YOUR INSTRUCTIONS> Convert each line of the entries below into a numbered list, leaving out any blank lines.

Layout dataset entries
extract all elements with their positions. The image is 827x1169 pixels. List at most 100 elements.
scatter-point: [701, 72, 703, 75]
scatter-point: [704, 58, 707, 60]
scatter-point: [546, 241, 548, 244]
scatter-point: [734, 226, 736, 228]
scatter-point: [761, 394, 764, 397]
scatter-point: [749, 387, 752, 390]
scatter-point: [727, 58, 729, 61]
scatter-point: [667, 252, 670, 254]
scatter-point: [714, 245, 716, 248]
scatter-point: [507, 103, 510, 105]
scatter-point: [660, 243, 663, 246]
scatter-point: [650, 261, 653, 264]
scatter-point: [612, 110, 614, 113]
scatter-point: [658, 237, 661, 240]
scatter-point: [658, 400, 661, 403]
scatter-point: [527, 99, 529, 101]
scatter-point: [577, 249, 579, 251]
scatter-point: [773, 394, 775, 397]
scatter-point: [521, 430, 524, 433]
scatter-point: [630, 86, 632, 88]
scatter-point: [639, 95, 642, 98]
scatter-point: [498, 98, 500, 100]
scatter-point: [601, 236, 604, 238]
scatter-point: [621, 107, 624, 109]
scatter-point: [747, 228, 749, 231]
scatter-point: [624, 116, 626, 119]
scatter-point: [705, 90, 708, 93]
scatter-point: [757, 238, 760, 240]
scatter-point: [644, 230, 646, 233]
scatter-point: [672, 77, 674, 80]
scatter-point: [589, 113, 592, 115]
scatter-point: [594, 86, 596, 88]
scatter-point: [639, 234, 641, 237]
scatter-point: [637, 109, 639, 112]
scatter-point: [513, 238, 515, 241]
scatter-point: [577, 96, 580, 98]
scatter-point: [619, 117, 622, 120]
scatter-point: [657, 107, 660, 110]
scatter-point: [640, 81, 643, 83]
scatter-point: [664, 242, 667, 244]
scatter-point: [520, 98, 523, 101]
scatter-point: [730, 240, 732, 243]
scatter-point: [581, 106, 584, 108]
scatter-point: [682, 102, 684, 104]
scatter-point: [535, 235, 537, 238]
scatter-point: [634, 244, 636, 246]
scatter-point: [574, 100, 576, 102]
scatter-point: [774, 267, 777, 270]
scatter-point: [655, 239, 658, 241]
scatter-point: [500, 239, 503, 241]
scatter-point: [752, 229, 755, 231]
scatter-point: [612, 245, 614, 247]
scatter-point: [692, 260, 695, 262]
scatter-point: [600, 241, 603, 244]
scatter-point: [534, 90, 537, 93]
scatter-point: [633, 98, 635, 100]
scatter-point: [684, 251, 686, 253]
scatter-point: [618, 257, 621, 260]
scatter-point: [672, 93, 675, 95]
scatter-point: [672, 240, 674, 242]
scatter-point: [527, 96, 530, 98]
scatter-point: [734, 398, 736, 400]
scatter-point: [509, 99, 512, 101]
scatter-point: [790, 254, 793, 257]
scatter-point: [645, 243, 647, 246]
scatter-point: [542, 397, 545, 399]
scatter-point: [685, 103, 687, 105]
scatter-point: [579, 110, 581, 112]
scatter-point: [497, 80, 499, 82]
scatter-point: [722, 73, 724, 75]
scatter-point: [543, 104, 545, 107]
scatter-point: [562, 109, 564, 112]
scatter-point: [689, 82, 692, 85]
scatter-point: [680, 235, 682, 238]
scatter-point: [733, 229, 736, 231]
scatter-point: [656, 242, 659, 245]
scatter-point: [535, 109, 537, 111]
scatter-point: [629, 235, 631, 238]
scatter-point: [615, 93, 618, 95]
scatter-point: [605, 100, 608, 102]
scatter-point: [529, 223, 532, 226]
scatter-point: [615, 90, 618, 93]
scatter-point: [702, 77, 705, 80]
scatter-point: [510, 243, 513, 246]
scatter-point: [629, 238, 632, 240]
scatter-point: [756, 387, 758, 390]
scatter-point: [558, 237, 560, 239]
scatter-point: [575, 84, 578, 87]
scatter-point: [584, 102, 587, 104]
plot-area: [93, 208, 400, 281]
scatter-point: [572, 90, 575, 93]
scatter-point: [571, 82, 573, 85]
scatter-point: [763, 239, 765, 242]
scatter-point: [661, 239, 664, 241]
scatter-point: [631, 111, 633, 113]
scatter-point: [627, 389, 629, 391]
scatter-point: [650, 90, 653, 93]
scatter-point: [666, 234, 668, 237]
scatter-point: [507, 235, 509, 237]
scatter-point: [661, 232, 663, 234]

EXERCISE OUTPUT>
1. extract all elements with their positions. The image is 827x1169 pixels. List at most 100 elements.
2. scatter-point: [701, 72, 703, 75]
3. scatter-point: [704, 58, 707, 60]
4. scatter-point: [546, 241, 548, 244]
5. scatter-point: [734, 226, 736, 228]
6. scatter-point: [761, 394, 764, 397]
7. scatter-point: [749, 387, 752, 390]
8. scatter-point: [727, 58, 729, 61]
9. scatter-point: [667, 252, 670, 254]
10. scatter-point: [714, 245, 716, 248]
11. scatter-point: [507, 103, 510, 105]
12. scatter-point: [660, 243, 663, 246]
13. scatter-point: [650, 261, 653, 264]
14. scatter-point: [612, 110, 614, 113]
15. scatter-point: [658, 237, 661, 240]
16. scatter-point: [658, 400, 661, 403]
17. scatter-point: [527, 99, 529, 101]
18. scatter-point: [577, 249, 579, 251]
19. scatter-point: [773, 394, 775, 397]
20. scatter-point: [521, 430, 524, 433]
21. scatter-point: [630, 86, 632, 88]
22. scatter-point: [639, 95, 642, 98]
23. scatter-point: [498, 98, 500, 100]
24. scatter-point: [601, 236, 604, 238]
25. scatter-point: [621, 107, 624, 109]
26. scatter-point: [747, 228, 749, 231]
27. scatter-point: [624, 116, 626, 119]
28. scatter-point: [705, 90, 708, 93]
29. scatter-point: [757, 238, 760, 240]
30. scatter-point: [644, 230, 646, 233]
31. scatter-point: [672, 77, 674, 80]
32. scatter-point: [589, 113, 592, 115]
33. scatter-point: [594, 86, 596, 88]
34. scatter-point: [639, 234, 641, 237]
35. scatter-point: [637, 109, 639, 112]
36. scatter-point: [513, 238, 515, 241]
37. scatter-point: [577, 96, 580, 98]
38. scatter-point: [619, 117, 622, 120]
39. scatter-point: [657, 107, 660, 110]
40. scatter-point: [640, 81, 643, 83]
41. scatter-point: [664, 242, 667, 244]
42. scatter-point: [520, 98, 523, 101]
43. scatter-point: [730, 240, 732, 243]
44. scatter-point: [581, 106, 584, 108]
45. scatter-point: [682, 102, 684, 104]
46. scatter-point: [535, 235, 537, 238]
47. scatter-point: [634, 244, 636, 246]
48. scatter-point: [574, 100, 576, 102]
49. scatter-point: [774, 267, 777, 270]
50. scatter-point: [655, 239, 658, 241]
51. scatter-point: [500, 239, 503, 241]
52. scatter-point: [752, 229, 755, 231]
53. scatter-point: [612, 245, 614, 247]
54. scatter-point: [692, 260, 695, 262]
55. scatter-point: [600, 241, 603, 244]
56. scatter-point: [534, 90, 537, 93]
57. scatter-point: [633, 98, 635, 100]
58. scatter-point: [684, 251, 686, 253]
59. scatter-point: [618, 257, 621, 260]
60. scatter-point: [672, 93, 675, 95]
61. scatter-point: [672, 240, 674, 242]
62. scatter-point: [527, 96, 530, 98]
63. scatter-point: [734, 398, 736, 400]
64. scatter-point: [509, 99, 512, 101]
65. scatter-point: [790, 254, 793, 257]
66. scatter-point: [645, 243, 647, 246]
67. scatter-point: [542, 397, 545, 399]
68. scatter-point: [685, 103, 687, 105]
69. scatter-point: [579, 110, 581, 112]
70. scatter-point: [497, 80, 499, 82]
71. scatter-point: [722, 73, 724, 75]
72. scatter-point: [543, 104, 545, 107]
73. scatter-point: [562, 109, 564, 112]
74. scatter-point: [689, 82, 692, 85]
75. scatter-point: [680, 235, 682, 238]
76. scatter-point: [733, 229, 736, 231]
77. scatter-point: [656, 242, 659, 245]
78. scatter-point: [535, 109, 537, 111]
79. scatter-point: [629, 235, 631, 238]
80. scatter-point: [615, 93, 618, 95]
81. scatter-point: [605, 100, 608, 102]
82. scatter-point: [529, 223, 532, 226]
83. scatter-point: [615, 90, 618, 93]
84. scatter-point: [702, 77, 705, 80]
85. scatter-point: [510, 243, 513, 246]
86. scatter-point: [629, 238, 632, 240]
87. scatter-point: [756, 387, 758, 390]
88. scatter-point: [558, 237, 560, 239]
89. scatter-point: [575, 84, 578, 87]
90. scatter-point: [584, 102, 587, 104]
91. plot-area: [93, 208, 400, 281]
92. scatter-point: [572, 90, 575, 93]
93. scatter-point: [571, 82, 573, 85]
94. scatter-point: [763, 239, 765, 242]
95. scatter-point: [661, 239, 664, 241]
96. scatter-point: [631, 111, 633, 113]
97. scatter-point: [627, 389, 629, 391]
98. scatter-point: [650, 90, 653, 93]
99. scatter-point: [666, 234, 668, 237]
100. scatter-point: [507, 235, 509, 237]
101. scatter-point: [661, 232, 663, 234]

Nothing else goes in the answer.